Stored data
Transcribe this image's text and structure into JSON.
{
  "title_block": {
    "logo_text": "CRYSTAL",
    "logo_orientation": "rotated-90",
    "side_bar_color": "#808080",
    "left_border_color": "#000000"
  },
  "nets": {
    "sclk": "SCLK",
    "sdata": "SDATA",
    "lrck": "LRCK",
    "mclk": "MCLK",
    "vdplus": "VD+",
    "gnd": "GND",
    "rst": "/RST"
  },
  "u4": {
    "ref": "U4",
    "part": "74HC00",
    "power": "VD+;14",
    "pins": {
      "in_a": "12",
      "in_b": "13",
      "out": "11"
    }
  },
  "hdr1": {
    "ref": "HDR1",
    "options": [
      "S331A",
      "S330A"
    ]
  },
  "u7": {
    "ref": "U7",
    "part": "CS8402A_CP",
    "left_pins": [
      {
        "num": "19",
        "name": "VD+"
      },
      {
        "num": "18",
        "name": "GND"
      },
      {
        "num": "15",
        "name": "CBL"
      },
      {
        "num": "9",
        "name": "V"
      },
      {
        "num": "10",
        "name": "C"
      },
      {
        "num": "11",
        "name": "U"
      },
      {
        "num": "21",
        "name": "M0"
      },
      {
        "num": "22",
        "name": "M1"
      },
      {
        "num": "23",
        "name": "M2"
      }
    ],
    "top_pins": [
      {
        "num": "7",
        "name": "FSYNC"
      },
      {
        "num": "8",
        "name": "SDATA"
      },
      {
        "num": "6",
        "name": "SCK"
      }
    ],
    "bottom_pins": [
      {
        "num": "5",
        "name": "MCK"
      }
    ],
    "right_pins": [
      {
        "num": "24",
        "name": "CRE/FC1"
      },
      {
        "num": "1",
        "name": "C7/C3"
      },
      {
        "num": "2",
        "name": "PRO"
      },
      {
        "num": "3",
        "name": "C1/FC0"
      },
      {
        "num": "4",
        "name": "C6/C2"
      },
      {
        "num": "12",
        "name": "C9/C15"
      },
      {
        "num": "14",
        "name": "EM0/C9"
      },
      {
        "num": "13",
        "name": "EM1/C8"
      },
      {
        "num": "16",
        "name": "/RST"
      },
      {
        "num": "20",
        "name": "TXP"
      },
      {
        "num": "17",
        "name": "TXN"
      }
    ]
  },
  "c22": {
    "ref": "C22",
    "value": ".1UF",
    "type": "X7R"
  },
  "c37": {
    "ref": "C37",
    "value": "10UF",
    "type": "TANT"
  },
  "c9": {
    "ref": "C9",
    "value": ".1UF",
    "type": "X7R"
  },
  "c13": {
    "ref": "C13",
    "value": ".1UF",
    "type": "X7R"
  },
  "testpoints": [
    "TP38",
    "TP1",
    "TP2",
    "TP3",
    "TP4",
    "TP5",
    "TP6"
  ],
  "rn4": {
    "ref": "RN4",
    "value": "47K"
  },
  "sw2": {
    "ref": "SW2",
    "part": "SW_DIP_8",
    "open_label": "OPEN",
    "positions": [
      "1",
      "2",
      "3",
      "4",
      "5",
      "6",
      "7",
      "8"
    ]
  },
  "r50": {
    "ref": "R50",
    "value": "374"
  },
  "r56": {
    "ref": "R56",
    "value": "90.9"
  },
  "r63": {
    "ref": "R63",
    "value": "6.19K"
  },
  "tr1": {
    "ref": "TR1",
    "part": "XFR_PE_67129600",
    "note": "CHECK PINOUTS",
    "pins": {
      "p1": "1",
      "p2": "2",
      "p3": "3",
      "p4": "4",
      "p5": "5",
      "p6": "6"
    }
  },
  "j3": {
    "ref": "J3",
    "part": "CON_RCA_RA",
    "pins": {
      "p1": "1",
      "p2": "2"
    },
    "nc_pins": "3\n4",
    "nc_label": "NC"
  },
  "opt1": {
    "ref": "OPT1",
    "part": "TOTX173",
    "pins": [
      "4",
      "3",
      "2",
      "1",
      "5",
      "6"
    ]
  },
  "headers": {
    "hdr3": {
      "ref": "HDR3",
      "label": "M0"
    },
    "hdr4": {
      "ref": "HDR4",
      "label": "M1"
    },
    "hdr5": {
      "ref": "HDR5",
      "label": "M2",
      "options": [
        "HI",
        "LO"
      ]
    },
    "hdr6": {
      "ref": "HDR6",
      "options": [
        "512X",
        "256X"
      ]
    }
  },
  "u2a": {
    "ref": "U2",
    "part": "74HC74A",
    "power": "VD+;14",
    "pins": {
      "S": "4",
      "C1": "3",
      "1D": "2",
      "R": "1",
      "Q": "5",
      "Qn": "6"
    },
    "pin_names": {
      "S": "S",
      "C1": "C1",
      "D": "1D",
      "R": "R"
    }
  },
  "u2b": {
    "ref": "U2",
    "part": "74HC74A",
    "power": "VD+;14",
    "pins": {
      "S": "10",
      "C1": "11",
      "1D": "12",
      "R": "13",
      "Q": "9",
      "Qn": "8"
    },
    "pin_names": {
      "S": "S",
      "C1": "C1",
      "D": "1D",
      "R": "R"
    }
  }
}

◆ YOUR GOAL
Read the lines above. Gather those in which the string "part" is found.

◆ WRITTEN ANSWER
    "part": "74HC00",
    "part": "CS8402A_CP",
    "part": "SW_DIP_8",
    "part": "XFR_PE_67129600",
    "part": "CON_RCA_RA",
    "part": "TOTX173",
    "part": "74HC74A",
    "part": "74HC74A",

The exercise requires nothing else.